**What you need to do:** From the entries provided below, copy each line that contains the word "containing".

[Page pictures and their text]
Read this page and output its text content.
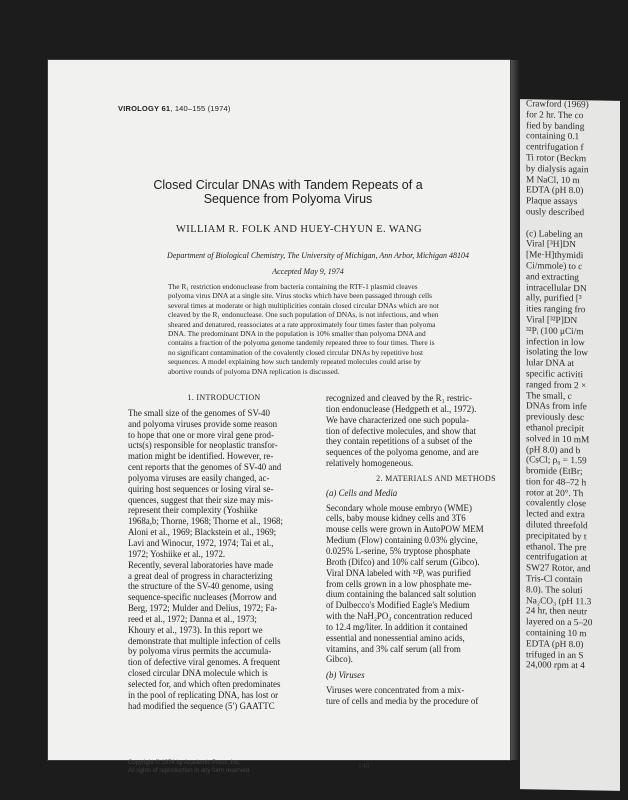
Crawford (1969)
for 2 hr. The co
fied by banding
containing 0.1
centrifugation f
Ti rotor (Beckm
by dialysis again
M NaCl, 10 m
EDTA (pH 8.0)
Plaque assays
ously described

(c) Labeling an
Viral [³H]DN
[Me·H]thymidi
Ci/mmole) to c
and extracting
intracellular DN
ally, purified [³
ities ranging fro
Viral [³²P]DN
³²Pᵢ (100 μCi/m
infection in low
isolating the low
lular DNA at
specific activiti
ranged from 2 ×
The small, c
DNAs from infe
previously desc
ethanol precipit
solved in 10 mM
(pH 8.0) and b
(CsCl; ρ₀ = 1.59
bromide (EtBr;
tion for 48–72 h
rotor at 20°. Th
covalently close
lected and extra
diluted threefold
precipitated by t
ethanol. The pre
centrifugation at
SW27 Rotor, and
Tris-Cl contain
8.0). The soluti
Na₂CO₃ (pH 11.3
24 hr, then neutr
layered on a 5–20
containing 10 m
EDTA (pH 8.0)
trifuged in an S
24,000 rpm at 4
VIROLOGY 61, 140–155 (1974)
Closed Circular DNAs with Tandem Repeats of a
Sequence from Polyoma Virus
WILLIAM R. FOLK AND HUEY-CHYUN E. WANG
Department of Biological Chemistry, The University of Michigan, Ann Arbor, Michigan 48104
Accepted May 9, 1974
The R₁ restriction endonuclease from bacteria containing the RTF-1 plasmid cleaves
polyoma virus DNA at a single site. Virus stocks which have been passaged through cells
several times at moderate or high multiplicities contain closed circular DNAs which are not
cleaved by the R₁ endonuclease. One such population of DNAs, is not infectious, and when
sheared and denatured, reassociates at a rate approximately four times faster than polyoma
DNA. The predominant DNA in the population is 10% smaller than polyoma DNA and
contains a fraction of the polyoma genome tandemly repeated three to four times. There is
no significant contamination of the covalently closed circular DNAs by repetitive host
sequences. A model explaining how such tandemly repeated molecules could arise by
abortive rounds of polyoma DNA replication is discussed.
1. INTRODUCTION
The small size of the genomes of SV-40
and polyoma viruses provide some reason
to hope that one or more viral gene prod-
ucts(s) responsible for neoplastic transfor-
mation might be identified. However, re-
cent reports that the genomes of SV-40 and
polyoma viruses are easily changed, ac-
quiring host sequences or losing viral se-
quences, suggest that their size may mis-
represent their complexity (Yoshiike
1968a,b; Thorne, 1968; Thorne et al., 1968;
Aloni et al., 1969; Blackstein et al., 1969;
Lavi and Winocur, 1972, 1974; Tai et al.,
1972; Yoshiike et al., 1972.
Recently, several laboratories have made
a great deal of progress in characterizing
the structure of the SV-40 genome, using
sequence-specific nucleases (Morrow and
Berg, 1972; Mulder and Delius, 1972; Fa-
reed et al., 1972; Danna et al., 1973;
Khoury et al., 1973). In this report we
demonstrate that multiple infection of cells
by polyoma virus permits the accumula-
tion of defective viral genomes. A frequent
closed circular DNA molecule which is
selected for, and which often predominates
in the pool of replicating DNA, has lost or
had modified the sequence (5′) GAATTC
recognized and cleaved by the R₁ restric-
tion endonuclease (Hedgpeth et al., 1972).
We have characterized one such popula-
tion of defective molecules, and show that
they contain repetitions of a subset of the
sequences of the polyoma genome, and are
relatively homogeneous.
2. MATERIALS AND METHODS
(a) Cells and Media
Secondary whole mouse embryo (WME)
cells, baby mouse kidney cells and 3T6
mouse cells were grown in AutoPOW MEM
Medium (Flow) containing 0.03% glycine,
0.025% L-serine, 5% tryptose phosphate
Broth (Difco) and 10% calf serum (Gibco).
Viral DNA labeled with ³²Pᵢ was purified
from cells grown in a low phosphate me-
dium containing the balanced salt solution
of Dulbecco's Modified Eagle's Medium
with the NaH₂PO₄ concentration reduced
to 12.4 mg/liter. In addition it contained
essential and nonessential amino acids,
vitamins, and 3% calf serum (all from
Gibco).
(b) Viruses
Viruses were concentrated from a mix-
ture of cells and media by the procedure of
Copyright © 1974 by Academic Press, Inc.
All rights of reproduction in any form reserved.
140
--
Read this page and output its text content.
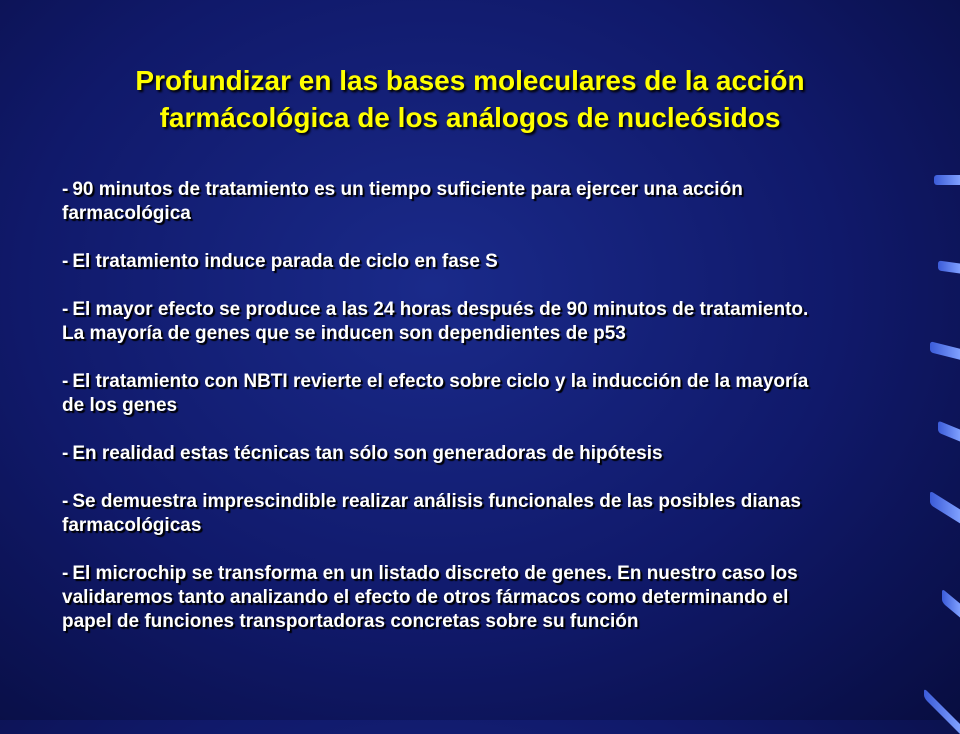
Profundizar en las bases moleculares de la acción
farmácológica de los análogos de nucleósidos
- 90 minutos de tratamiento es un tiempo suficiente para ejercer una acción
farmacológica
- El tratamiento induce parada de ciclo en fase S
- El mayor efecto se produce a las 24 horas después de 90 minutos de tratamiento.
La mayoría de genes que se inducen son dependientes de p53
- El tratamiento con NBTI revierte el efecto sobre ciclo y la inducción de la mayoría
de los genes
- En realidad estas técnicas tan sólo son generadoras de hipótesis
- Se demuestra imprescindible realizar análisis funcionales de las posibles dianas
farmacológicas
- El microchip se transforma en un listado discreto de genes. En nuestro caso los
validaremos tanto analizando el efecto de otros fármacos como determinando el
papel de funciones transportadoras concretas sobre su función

**Response to the task:**
containing 0.1
containing 10 m
The R₁ restriction endonuclease from bacteria containing the RTF-1 plasmid cleaves
Medium (Flow) containing 0.03% glycine,
dium containing the balanced salt solution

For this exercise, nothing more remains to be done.